— Written exercise —
With the pictures left out, copy the listing below exactly.

____________

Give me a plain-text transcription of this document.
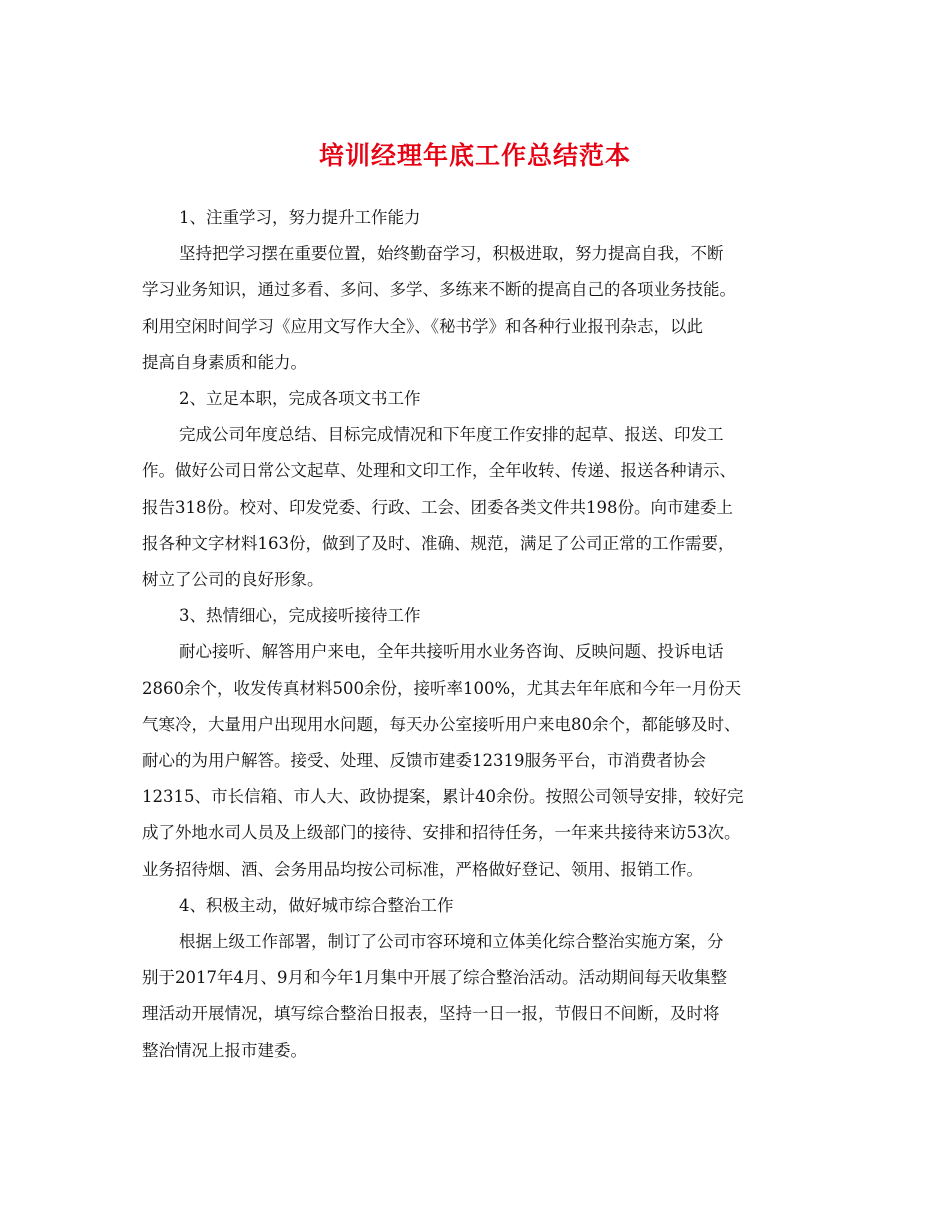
培训经理年底工作总结范本

1、注重学习，努力提升工作能力

坚持把学习摆在重要位置，始终勤奋学习，积极进取，努力提高自我，不断
学习业务知识，通过多看、多问、多学、多练来不断的提高自己的各项业务技能。
利用空闲时间学习《应用文写作大全》、《秘书学》和各种行业报刊杂志，以此
提高自身素质和能力。

2、立足本职，完成各项文书工作

完成公司年度总结、目标完成情况和下年度工作安排的起草、报送、印发工
作。做好公司日常公文起草、处理和文印工作，全年收转、传递、报送各种请示、
报告318份。校对、印发党委、行政、工会、团委各类文件共198份。向市建委上
报各种文字材料163份，做到了及时、准确、规范，满足了公司正常的工作需要，
树立了公司的良好形象。

3、热情细心，完成接听接待工作

耐心接听、解答用户来电，全年共接听用水业务咨询、反映问题、投诉电话
2860余个，收发传真材料500余份，接听率100%，尤其去年年底和今年一月份天
气寒冷，大量用户出现用水问题，每天办公室接听用户来电80余个，都能够及时、
耐心的为用户解答。接受、处理、反馈市建委12319服务平台，市消费者协会
12315、市长信箱、市人大、政协提案，累计40余份。按照公司领导安排，较好完
成了外地水司人员及上级部门的接待、安排和招待任务，一年来共接待来访53次。
业务招待烟、酒、会务用品均按公司标准，严格做好登记、领用、报销工作。

4、积极主动，做好城市综合整治工作

根据上级工作部署，制订了公司市容环境和立体美化综合整治实施方案，分
别于2017年4月、9月和今年1月集中开展了综合整治活动。活动期间每天收集整
理活动开展情况，填写综合整治日报表，坚持一日一报，节假日不间断，及时将
整治情况上报市建委。
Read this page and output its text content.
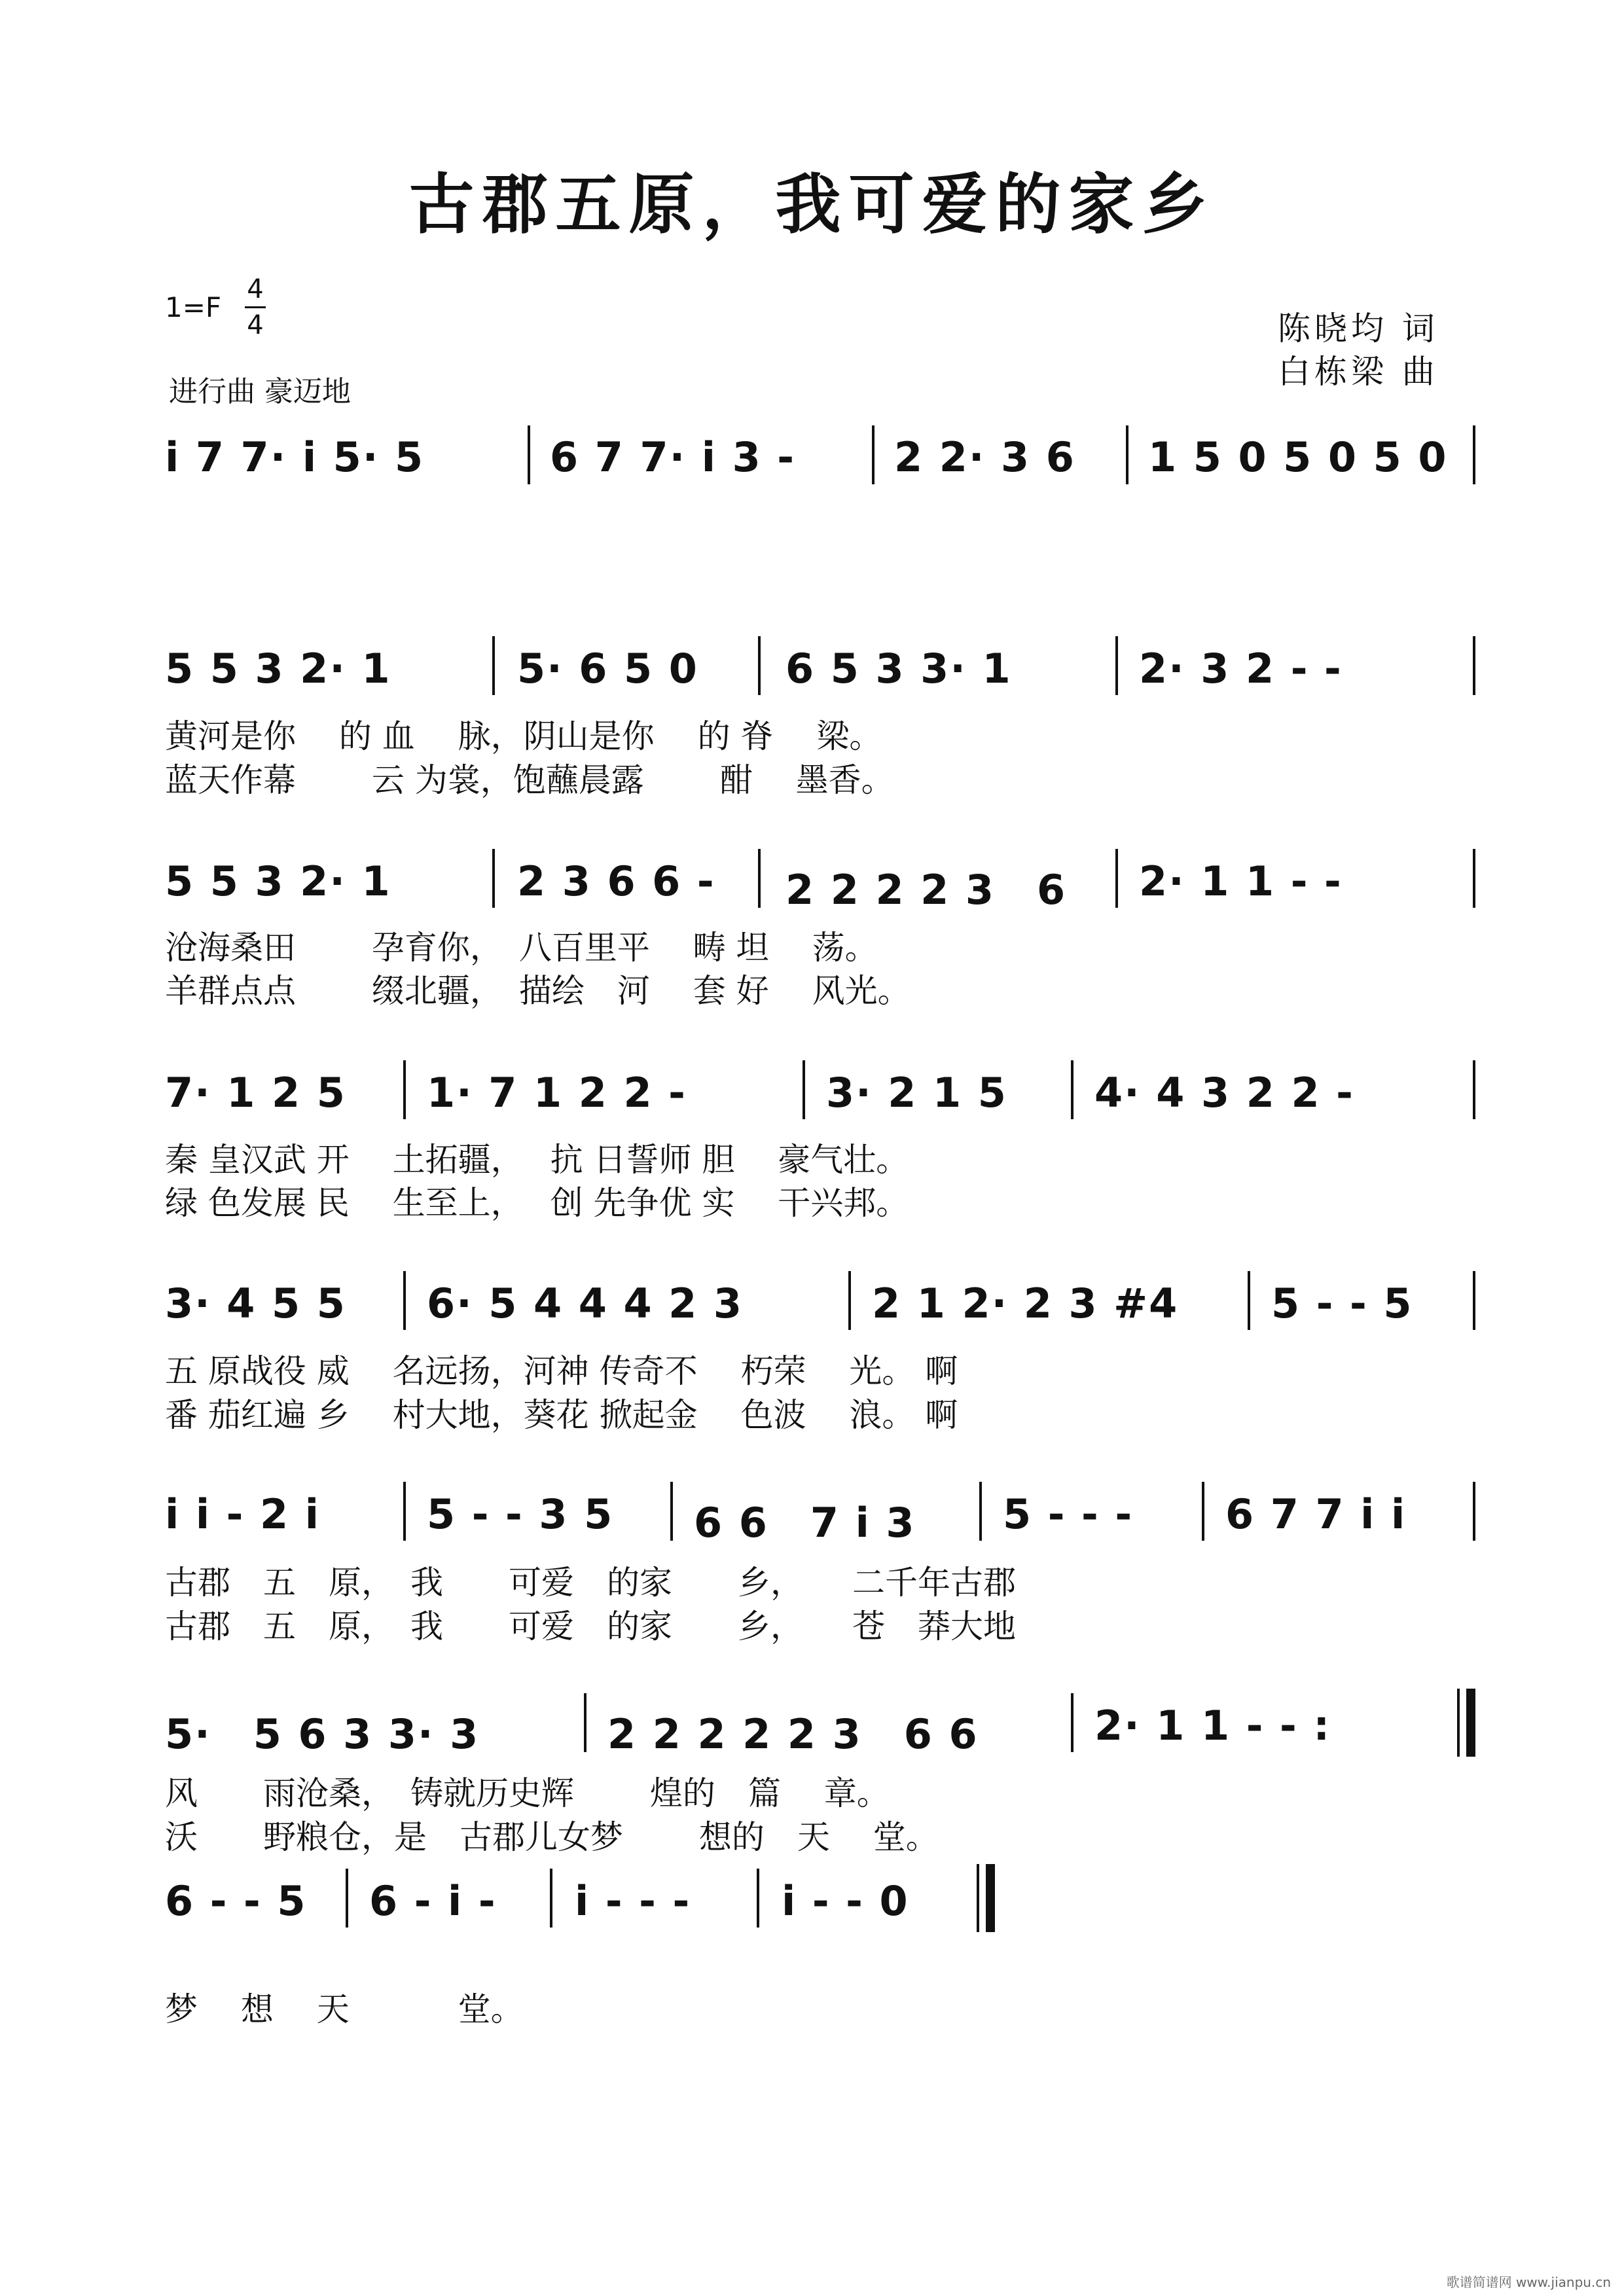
古郡五原，我可爱的家乡
1=F
4
4
进行曲 豪迈地
陈晓均 词
白栋梁 曲
i 7 7· i 5· 5	6 7 7· i 3 - 2 2· 3 6 1 5 0 5 0 5 0
5 5 3 2· 1	5· 6 5 0 6 5 3 3· 1	2· 3 2 - -
黄河是你　 的 血　 脉，阴山是你　 的 脊　 梁。
蓝天作幕　　 云 为裳，饱蘸晨露　　 酣　 墨香。
5 5 3 2· 1	2 3 6 6 - 2 2 2 2 3　6 2· 1 1 - -
沧海桑田　　 孕育你，　八百里平　 畴 坦　 荡。
羊群点点　　 缀北疆，　描绘　河　 套 好　 风光。
7· 1 2 5 1· 7 1 2 2 -	3· 2 1 5 4· 4 3 2 2 -
秦 皇汉武 开　 土拓疆，　 抗 日誓师 胆　 豪气壮。
绿 色发展 民　 生至上，　 创 先争优 实　 干兴邦。
3· 4 5 5 6· 5 4 4 4 2 3	2 1 2· 2 3 #4 5 - - 5
五 原战役 威　 名远扬，河神 传奇不　 朽荣　 光。 啊
番 茄红遍 乡　 村大地，葵花 掀起金　 色波　 浪。 啊
i i - 2 i	5 - - 3 5 6 6　7 i 3 5 - - - 6 7 7 i i
古郡　五　原，　我　　可爱　的家　　乡，　　二千年古郡
古郡　五　原，　我　　可爱　的家　　乡，　　苍　莽大地
5·　5 6 3 3· 3	2 2 2 2 2 3　6 6	2· 1 1 - - :
风　　雨沧桑，　铸就历史辉　　 煌的　篇　 章。
沃　　野粮仓，是　古郡儿女梦　　 想的　天　 堂。
6 - - 5 6 - i - i - - - i - - 0
梦　 想　 天　　　 堂。
歌谱简谱网 www.jianpu.cn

____________

— Final result —
Give me a plain-text transcription of this document.
培训经理年底工作总结范本

1、注重学习，努力提升工作能力

坚持把学习摆在重要位置，始终勤奋学习，积极进取，努力提高自我，不断
学习业务知识，通过多看、多问、多学、多练来不断的提高自己的各项业务技能。
利用空闲时间学习《应用文写作大全》、《秘书学》和各种行业报刊杂志，以此
提高自身素质和能力。

2、立足本职，完成各项文书工作

完成公司年度总结、目标完成情况和下年度工作安排的起草、报送、印发工
作。做好公司日常公文起草、处理和文印工作，全年收转、传递、报送各种请示、
报告318份。校对、印发党委、行政、工会、团委各类文件共198份。向市建委上
报各种文字材料163份，做到了及时、准确、规范，满足了公司正常的工作需要，
树立了公司的良好形象。

3、热情细心，完成接听接待工作

耐心接听、解答用户来电，全年共接听用水业务咨询、反映问题、投诉电话
2860余个，收发传真材料500余份，接听率100%，尤其去年年底和今年一月份天
气寒冷，大量用户出现用水问题，每天办公室接听用户来电80余个，都能够及时、
耐心的为用户解答。接受、处理、反馈市建委12319服务平台，市消费者协会
12315、市长信箱、市人大、政协提案，累计40余份。按照公司领导安排，较好完
成了外地水司人员及上级部门的接待、安排和招待任务，一年来共接待来访53次。
业务招待烟、酒、会务用品均按公司标准，严格做好登记、领用、报销工作。

4、积极主动，做好城市综合整治工作

根据上级工作部署，制订了公司市容环境和立体美化综合整治实施方案，分
别于2017年4月、9月和今年1月集中开展了综合整治活动。活动期间每天收集整
理活动开展情况，填写综合整治日报表，坚持一日一报，节假日不间断，及时将
整治情况上报市建委。
Read this page and output its text content.
古郡五原，我可爱的家乡
1=F
4
4
进行曲 豪迈地
陈晓均 词
白栋梁 曲
i 7 7· i 5· 5	6 7 7· i 3 - 2 2· 3 6 1 5 0 5 0 5 0
5 5 3 2· 1	5· 6 5 0 6 5 3 3· 1	2· 3 2 - -
黄河是你　 的 血　 脉，阴山是你　 的 脊　 梁。
蓝天作幕　　 云 为裳，饱蘸晨露　　 酣　 墨香。
5 5 3 2· 1	2 3 6 6 - 2 2 2 2 3　6 2· 1 1 - -
沧海桑田　　 孕育你，　八百里平　 畴 坦　 荡。
羊群点点　　 缀北疆，　描绘　河　 套 好　 风光。
7· 1 2 5 1· 7 1 2 2 -	3· 2 1 5 4· 4 3 2 2 -
秦 皇汉武 开　 土拓疆，　 抗 日誓师 胆　 豪气壮。
绿 色发展 民　 生至上，　 创 先争优 实　 干兴邦。
3· 4 5 5 6· 5 4 4 4 2 3	2 1 2· 2 3 #4 5 - - 5
五 原战役 威　 名远扬，河神 传奇不　 朽荣　 光。 啊
番 茄红遍 乡　 村大地，葵花 掀起金　 色波　 浪。 啊
i i - 2 i	5 - - 3 5 6 6　7 i 3 5 - - - 6 7 7 i i
古郡　五　原，　我　　可爱　的家　　乡，　　二千年古郡
古郡　五　原，　我　　可爱　的家　　乡，　　苍　莽大地
5·　5 6 3 3· 3	2 2 2 2 2 3　6 6	2· 1 1 - - :
风　　雨沧桑，　铸就历史辉　　 煌的　篇　 章。
沃　　野粮仓，是　古郡儿女梦　　 想的　天　 堂。
6 - - 5 6 - i - i - - - i - - 0
梦　 想　 天　　　 堂。
歌谱简谱网 www.jianpu.cn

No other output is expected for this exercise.